Extracted data entries:
-.-.-

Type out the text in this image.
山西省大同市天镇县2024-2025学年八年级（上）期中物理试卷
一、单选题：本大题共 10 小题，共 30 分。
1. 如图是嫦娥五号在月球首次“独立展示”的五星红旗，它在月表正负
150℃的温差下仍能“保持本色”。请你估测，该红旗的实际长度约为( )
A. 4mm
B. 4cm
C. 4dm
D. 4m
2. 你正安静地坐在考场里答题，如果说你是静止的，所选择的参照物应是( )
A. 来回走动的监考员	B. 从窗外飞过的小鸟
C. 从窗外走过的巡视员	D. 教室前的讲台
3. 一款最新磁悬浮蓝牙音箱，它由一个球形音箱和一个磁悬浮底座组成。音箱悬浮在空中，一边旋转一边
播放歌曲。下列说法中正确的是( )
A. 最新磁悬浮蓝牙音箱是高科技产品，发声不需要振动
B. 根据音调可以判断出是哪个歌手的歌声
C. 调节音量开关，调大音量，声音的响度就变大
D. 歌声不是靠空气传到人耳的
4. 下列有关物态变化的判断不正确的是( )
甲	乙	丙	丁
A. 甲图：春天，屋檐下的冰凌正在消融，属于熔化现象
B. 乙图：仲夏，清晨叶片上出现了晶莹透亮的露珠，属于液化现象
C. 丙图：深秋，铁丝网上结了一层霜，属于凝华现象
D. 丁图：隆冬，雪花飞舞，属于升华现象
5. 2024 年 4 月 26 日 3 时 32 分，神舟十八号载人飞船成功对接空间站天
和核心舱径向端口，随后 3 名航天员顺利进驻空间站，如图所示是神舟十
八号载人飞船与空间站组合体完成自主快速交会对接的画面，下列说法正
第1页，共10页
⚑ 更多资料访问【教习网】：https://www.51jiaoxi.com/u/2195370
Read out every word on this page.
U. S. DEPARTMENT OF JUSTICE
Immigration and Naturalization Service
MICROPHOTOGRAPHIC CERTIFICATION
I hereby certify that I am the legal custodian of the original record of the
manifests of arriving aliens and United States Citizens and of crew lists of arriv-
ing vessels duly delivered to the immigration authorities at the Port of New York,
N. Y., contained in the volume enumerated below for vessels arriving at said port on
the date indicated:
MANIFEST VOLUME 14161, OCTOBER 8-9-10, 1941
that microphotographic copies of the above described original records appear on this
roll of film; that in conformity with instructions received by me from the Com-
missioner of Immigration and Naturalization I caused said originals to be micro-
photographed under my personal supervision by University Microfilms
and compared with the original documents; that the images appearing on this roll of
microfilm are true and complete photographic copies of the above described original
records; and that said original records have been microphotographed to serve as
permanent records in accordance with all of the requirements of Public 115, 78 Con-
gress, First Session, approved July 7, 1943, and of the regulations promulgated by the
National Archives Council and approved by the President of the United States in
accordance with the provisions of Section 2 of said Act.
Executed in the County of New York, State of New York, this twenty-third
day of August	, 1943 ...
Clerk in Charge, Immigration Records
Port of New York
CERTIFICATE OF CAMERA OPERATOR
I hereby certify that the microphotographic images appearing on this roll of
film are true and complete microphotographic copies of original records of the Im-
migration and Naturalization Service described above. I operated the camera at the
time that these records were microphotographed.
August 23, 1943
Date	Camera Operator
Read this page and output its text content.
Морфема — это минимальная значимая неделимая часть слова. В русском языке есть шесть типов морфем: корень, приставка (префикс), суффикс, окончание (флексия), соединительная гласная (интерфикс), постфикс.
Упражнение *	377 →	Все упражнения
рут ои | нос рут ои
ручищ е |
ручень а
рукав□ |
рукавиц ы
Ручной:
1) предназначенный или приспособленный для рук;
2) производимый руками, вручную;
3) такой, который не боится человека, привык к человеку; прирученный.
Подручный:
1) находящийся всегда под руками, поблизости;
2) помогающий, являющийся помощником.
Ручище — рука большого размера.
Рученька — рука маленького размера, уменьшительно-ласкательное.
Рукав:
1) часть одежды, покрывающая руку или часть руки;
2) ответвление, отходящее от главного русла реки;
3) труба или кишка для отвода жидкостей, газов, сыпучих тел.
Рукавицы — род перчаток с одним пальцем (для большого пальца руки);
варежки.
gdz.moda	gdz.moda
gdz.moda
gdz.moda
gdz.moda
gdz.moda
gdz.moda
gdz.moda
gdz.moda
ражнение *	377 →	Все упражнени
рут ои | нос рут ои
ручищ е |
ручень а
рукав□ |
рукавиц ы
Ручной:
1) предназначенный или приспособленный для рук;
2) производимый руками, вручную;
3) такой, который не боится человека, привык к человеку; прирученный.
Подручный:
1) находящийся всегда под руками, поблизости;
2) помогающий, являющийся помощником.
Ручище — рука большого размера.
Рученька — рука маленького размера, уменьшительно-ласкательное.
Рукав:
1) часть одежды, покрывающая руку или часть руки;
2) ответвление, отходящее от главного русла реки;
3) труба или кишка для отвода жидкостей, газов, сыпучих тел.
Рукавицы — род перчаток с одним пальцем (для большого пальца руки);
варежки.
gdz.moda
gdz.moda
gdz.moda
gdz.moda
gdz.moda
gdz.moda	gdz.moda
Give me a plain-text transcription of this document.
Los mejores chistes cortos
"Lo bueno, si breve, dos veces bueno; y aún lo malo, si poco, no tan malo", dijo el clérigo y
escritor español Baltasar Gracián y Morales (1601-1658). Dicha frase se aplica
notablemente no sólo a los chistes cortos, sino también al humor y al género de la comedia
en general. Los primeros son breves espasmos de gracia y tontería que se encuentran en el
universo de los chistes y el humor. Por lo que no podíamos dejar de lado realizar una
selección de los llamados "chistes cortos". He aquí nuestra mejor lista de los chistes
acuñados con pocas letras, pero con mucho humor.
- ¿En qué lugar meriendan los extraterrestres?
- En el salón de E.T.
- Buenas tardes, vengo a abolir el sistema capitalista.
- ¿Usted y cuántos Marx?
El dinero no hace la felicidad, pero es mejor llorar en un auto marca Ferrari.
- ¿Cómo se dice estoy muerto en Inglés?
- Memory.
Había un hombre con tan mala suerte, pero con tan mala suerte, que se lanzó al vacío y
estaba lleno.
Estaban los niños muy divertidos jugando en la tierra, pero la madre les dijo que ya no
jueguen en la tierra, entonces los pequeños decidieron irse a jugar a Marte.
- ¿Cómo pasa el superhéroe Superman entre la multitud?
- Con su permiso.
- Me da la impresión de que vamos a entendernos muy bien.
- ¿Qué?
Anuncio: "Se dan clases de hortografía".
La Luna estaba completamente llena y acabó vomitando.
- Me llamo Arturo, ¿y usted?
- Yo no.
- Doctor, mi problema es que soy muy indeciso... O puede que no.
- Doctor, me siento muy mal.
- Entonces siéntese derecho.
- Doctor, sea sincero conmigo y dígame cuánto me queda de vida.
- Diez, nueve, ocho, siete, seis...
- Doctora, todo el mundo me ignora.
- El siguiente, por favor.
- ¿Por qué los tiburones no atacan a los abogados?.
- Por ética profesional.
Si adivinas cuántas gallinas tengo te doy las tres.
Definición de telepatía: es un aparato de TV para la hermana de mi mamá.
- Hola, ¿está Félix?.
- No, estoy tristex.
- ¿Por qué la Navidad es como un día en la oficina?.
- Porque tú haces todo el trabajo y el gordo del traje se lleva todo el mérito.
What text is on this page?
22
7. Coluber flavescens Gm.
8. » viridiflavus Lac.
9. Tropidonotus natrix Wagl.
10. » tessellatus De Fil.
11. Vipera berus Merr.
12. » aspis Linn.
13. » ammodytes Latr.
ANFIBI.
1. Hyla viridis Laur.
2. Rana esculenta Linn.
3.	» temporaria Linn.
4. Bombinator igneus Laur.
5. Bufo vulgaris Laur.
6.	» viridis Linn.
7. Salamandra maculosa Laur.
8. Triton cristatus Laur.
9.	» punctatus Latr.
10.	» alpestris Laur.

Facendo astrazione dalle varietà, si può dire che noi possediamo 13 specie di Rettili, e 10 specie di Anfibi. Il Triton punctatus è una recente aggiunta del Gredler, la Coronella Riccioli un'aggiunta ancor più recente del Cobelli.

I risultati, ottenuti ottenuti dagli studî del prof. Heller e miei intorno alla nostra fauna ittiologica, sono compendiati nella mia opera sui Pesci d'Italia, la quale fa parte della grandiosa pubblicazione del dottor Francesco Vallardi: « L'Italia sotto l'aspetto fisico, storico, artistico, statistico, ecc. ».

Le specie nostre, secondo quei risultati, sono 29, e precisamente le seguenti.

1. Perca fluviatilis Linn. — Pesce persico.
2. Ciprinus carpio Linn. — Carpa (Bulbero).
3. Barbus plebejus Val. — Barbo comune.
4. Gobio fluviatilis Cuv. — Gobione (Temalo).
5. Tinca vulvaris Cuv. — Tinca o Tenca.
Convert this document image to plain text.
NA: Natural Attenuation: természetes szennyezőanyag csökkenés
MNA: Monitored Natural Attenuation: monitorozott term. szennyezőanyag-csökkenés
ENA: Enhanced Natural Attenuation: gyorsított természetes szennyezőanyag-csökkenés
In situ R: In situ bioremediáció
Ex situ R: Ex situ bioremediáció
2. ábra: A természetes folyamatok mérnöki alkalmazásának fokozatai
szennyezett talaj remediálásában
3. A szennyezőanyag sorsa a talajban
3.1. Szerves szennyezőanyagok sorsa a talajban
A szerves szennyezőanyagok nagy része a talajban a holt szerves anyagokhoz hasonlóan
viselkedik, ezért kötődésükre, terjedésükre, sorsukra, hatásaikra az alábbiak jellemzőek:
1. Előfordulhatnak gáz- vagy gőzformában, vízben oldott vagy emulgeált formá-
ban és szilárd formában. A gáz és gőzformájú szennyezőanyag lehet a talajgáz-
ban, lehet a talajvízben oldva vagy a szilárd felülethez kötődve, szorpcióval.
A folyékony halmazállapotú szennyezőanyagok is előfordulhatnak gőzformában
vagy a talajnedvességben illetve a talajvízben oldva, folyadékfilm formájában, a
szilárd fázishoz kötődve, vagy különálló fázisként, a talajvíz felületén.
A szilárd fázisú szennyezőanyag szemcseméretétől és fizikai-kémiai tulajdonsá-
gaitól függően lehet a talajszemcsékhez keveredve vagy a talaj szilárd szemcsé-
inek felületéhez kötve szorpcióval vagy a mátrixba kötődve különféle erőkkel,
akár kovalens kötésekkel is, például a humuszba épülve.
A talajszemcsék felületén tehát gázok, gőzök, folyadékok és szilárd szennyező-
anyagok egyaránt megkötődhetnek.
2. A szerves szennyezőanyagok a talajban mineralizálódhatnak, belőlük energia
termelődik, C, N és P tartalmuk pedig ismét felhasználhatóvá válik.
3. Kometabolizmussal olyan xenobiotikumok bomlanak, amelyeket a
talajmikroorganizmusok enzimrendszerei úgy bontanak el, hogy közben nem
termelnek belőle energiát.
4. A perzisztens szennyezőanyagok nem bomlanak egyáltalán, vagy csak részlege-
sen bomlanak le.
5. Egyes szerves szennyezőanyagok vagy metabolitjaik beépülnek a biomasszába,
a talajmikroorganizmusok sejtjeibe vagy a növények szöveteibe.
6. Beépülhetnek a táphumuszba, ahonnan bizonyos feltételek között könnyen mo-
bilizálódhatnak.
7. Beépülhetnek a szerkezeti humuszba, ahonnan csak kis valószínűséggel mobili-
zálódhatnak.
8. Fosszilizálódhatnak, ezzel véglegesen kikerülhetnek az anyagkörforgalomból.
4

-.-.-

**WHAT YOU HAVE TO DO**
Return only those lines of the records that contain the string "humor".

**SOLUTION TO THE PROBLEM**
notablemente no sólo a los chistes cortos, sino también al humor y al género de la comedia
universo de los chistes y el humor. Por lo que no podíamos dejar de lado realizar una
acuñados con pocas letras, pero con mucho humor.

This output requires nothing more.